Display of functional thrombin inhibitor hirudin on the surface of phage M13.

A synthetic gene for hirudin was ligated into phagemid pCANTAB5E. This construct allows production of either soluble hirudin or phage having hirudin displayed on the surface. Similarly, hirudin variants with extensions either at their N- or C-terminus were generated. The genes were expressed in their soluble form in a non-suppressor strain of E. coli. Periplasmatic fractions were evaluated in standard thrombin inhibition assays. Extending hirudin by a single Gln residue at the N-terminus reduces the activity by two orders of magnitude. This suggests that either the terminal amine group makes an important interaction or that steric constraints do not allow additional amino acids here. Only C-terminal extensions maintain most of the thrombin inhibitor activity of r-hirudin. The r-hirudin gene was also expressed on the tips of filamentous phage as a fusion protein with protein III (pIII). The hirudin-pIII fusion protein was detected with anti-hirudin antibody and with anti-E-tag antibody by Western blot analysis. Recombinant phages were shown to bind to immobilized thrombin in a dose-dependent manner. Upon addition of soluble thrombin, recombinant hirudin phages could be eluted specifically. Finally, purified phages carrying displayed r-hirudin were shown to inhibit thrombin in a standard amidolytic assay for thrombin inhibitor activity. These results demonstrate that hirudin can be C-terminally extended without diminishing the antithrombic activity. Beyond that, active hirudin can be displayed on the surface of M13 phage. As a conclusion, applied molecular evolution, i.e. the selection of hirudin-based thrombin inhibitor variants with tailored properties from (partially) randomized peptide pools should now be possible.

Data records
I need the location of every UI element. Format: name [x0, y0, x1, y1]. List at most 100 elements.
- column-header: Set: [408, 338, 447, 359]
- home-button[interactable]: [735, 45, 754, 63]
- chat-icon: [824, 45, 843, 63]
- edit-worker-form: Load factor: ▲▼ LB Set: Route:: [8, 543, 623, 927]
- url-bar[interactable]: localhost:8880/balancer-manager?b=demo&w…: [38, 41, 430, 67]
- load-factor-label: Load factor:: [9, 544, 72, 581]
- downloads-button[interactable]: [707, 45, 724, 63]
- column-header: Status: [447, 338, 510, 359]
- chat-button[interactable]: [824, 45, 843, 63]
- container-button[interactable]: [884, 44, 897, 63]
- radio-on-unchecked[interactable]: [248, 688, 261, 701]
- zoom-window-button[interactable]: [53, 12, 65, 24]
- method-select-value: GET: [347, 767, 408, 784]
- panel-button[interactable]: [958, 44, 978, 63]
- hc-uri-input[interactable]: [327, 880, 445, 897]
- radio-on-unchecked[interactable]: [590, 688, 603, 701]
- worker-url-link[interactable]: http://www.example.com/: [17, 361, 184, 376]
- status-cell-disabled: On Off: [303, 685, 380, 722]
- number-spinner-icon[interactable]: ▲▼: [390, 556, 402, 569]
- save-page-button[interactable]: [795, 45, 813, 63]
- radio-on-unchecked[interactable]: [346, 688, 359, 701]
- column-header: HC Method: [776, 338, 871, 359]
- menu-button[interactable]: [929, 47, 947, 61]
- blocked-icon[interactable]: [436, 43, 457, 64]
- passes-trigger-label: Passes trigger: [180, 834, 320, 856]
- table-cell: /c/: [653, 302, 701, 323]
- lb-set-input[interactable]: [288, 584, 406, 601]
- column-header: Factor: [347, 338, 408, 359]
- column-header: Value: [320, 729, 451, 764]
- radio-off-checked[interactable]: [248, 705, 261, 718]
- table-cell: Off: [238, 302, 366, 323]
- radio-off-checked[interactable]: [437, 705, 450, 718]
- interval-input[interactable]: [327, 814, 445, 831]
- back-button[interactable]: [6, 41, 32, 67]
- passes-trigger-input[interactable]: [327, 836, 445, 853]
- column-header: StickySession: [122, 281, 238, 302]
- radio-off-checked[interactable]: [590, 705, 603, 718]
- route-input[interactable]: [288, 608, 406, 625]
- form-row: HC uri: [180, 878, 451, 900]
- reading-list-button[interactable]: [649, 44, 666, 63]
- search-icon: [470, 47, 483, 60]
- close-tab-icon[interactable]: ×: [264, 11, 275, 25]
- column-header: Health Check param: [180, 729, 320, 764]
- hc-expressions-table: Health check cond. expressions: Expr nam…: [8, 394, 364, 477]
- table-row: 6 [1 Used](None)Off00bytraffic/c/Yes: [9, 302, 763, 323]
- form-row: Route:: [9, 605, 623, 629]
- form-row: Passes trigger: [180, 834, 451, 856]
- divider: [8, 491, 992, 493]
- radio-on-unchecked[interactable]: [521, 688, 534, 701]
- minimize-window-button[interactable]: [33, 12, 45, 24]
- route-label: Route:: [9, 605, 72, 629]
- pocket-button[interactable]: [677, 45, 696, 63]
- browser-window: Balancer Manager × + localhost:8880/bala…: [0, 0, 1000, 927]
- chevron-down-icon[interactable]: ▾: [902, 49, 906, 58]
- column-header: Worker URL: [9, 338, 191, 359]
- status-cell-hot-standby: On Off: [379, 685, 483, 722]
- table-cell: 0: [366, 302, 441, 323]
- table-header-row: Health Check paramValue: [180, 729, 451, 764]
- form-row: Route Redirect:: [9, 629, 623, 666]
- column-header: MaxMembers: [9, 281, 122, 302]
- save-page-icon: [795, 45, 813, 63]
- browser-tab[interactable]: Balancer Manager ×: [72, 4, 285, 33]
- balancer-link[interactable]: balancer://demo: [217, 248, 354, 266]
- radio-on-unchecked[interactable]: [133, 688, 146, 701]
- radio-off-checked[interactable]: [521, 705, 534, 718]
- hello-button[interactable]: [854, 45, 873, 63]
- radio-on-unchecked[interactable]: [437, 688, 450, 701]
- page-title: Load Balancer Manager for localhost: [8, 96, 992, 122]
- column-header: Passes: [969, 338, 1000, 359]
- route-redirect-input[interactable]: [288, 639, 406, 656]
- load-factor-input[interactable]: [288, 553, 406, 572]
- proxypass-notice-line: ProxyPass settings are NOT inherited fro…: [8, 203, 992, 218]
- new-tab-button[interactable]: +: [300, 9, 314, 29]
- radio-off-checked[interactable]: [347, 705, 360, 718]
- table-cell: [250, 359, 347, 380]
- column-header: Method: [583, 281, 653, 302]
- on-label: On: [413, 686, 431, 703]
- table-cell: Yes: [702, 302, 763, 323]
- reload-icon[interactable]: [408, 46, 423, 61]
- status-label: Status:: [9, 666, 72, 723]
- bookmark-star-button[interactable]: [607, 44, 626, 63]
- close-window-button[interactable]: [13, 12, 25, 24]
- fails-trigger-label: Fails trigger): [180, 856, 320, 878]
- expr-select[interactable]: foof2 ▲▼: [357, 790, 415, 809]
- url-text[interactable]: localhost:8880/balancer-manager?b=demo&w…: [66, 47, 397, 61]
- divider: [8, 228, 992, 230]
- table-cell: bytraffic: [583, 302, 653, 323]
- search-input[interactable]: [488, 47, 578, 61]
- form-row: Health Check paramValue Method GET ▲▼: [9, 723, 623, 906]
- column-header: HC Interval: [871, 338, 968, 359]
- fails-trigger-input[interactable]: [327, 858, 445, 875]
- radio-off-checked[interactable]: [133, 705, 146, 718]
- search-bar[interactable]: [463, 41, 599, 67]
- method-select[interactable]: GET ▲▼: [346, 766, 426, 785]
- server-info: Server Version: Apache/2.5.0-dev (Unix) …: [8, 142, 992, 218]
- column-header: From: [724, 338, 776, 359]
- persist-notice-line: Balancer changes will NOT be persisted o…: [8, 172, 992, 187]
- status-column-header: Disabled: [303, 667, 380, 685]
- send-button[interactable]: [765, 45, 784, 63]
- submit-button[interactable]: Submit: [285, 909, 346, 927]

▶ [TASK REQUIREMENTS] Please state how much a single Gln residue added at the N-terminus reduced activity, according to the text on hirudin phage display. These items have no connection to the text on hirudin phage display.

▶ [YOUR RESPONSE] It reduced the activity by two orders of magnitude.